TEKST DO CZYTANIA
"""

Zaloguj się, aby obserwować  
Spayki

Zjeżdżalnia, czyli jedna gra z... (bardzo) wielu perspektyw - GTA IV!

62 postów w tym temacie

Uwielbiam grać w GTA, ale do uznania jej za grę "doskonałą" (mam tu na myśli "bez większych wad") brakujej jej moim zdaniem dość sporo. Dotyczy to każdej części i w dodatku za każdym razem gryzie mnie praktycznie to samo:

1. Grafika
2. Sterowanie i praca kamery
3. Engine

Dość dużo tego, w dodatku są to aspekty bardzo istotne, o których długo można by dywagować, więc postaram się jak najbardziej streścić, co mi pewnie do końca nie wyjdzie.;)

Grafika w GTA jest za każdym razem niezła, ale też nie powala. Nigdy nie powodowała u mnie zachwytu, nawet w czwartej częsci. Chciałbym, aby grafika w kolejnej części była bardziej realistyczna, naturalna. No wiecie, GTA ma ten swój charakterystyczny styl wizualny, nie wiem jak go dokładnie określić, powiedzmy że jest taki ciut "komiksowy". Jedni mogą go lubić, inni nie - kwestia gustu - ale mnie on trochę drażni, bo ten w GTA nie jest tak na dobrą sprawę ani komiksowy, ani naturalny. Spójrzcie na taką "czwórkę". W stosunku do poprzedniej części mamy duży skok jakościowy (bo i zmiana generacji platformy) i wyraźnie widać, że rozwój idzie w stronę realizmu. Najłatwiej to dostrzec przyglądając się wyglądowi postaci. Są znacznie lepsze, duzo bardziej wymodelowane, bardziej szczegółowe, bardziej prawdziwe. Ale w dalszym ciągu mają to coś sztucznego. Budynki, samochody, całe miasto - tutaj już trudniej dostrzec tą "komiksowość" (może po prostu właśnie sztuczność?). Naprawdę, nieraz się nie mogę nadziwić, jak ludzie mogą tak się zachwycać grafiką w GTA, tak jakby była rzeczywiście "jak w krajzysie", lub chociaż blisko. Podobnie było chociażby z nowym Test Drive''em. Ok, samochody wyglądają dobrze. Ale samo otoczenie, wyspa, miasto? No litości, jak to jest naprawdę dobra grafika, to ja się chyba nie znam. Przecież to wszystko takie chamskie "klocki" że aż po oczach bije. Ba! Co powiecie o nieszczęsnych "kanciatych zakrętach"? I nie mówię tu o tych 90-stopniowych, mówię o zwykłych, składających się zawsze z wyraźnie posklejanych kawałków. Tego też nikt nie widzi? Heh, a jak są spady lub podjazdy to nie tylko to widać, ale nawet czuć tą "chamskość", czyli brak wymodelowania.

"""

[Wiersze ze zbioru]
"""

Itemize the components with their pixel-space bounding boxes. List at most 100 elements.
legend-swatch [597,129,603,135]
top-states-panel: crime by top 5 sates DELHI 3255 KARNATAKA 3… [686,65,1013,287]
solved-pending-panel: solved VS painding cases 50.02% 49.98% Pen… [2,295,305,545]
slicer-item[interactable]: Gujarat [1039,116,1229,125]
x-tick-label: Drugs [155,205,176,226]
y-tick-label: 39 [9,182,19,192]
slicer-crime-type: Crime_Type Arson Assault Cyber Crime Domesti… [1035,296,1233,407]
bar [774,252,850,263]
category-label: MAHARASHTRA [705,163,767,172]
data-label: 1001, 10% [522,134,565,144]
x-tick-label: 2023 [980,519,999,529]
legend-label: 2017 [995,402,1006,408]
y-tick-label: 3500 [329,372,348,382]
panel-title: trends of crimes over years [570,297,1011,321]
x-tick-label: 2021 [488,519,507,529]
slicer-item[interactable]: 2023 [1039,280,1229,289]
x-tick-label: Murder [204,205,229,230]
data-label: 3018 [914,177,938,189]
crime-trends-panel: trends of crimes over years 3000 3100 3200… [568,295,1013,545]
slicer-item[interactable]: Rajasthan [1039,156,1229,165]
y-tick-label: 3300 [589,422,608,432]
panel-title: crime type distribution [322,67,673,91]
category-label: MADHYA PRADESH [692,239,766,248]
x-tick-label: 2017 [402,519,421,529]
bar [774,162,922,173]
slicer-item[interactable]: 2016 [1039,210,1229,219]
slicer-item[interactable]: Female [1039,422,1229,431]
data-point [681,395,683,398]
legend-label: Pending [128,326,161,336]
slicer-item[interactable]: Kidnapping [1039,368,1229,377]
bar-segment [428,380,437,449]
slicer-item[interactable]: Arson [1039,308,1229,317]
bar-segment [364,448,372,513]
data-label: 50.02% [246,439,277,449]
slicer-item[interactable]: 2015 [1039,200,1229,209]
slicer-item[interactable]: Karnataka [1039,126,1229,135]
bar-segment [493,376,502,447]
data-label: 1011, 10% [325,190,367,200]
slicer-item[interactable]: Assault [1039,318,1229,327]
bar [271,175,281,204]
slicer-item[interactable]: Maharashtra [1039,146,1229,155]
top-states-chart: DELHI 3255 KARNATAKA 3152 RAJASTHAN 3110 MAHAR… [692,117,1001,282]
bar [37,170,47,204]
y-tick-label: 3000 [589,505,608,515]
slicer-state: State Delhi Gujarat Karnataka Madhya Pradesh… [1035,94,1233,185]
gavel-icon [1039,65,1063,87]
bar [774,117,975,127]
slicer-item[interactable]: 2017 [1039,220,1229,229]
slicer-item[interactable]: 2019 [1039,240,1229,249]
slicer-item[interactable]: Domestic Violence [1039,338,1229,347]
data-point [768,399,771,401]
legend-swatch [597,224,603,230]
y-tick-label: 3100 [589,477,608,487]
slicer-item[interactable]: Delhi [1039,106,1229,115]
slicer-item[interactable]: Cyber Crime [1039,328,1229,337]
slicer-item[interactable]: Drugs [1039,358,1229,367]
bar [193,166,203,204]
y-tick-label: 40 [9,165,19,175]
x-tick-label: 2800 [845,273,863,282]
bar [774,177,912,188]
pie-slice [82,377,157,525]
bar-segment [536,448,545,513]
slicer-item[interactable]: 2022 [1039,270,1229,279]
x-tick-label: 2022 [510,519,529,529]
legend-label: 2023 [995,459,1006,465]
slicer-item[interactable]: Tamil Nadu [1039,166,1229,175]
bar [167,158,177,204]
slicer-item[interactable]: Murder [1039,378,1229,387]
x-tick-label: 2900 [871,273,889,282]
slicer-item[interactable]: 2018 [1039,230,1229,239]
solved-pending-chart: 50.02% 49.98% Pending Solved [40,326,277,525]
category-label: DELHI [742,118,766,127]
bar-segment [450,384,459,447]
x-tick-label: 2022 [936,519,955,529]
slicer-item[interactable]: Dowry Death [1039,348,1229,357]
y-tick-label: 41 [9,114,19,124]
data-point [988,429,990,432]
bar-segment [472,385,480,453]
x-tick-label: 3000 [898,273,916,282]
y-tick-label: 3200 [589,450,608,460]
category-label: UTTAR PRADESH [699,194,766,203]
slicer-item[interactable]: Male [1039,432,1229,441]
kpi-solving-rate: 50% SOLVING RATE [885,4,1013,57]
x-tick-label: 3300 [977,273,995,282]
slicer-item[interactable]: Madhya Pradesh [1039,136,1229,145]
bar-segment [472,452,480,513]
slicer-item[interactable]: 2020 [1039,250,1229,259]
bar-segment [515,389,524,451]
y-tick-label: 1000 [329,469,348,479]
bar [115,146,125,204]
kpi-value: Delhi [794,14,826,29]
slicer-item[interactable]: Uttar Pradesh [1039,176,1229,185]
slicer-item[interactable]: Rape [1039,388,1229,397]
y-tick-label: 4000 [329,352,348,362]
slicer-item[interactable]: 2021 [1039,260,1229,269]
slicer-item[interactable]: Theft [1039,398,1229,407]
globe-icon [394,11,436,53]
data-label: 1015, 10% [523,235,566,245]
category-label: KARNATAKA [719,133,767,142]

"""

TREŚĆ POLECENIA
Przeredaguj w formie zwięzłej listy akapit wpisu o GTA zaczynający się od słów „Grafika w GTA jest za każdym razem niezła”. Zachowaj jego główne fakty. Wiersze ze zbioru nie mają związku z wpisem o GTA.

ODPOWIEDŹ KOŃCOWA
- Grafika w każdej części GTA jest niezła, ale nie powala. Nawet w czwartej części mnie nie zachwyciła.
- Chciałbym, aby w kolejnej części była bardziej realistyczna i naturalna.
- Charakterystyczny, nieco „komiksowy” styl GTA to kwestia gustu. Mnie drażni, bo nie jest ani komiksowy, ani naturalny.
- W „czwórce” widać duży skok jakościowy względem poprzedniej części, związany ze zmianą generacji platformy, oraz wyraźny zwrot ku realizmowi.
- Najłatwiej dostrzec ten zwrot w postaciach. Są lepiej wymodelowane, bardziej szczegółowe i prawdziwsze, ale wciąż sztuczne.
- W budynkach, samochodach i całym mieście tę „komiksowość” (a może sztuczność) trudniej dostrzec.
- Dziwi mnie zachwyt ludzi tą grafiką. Podobnie było z nowym Test Drive'em: samochody wyglądają dobrze, ale otoczenie, wyspa i miasto to toporne „klocki”.
- Zwykłe zakręty są „kanciaste”, złożone z wyraźnie posklejanych kawałków. Na spadkach i podjazdach brak wymodelowania nie tylko widać, ale i czuć.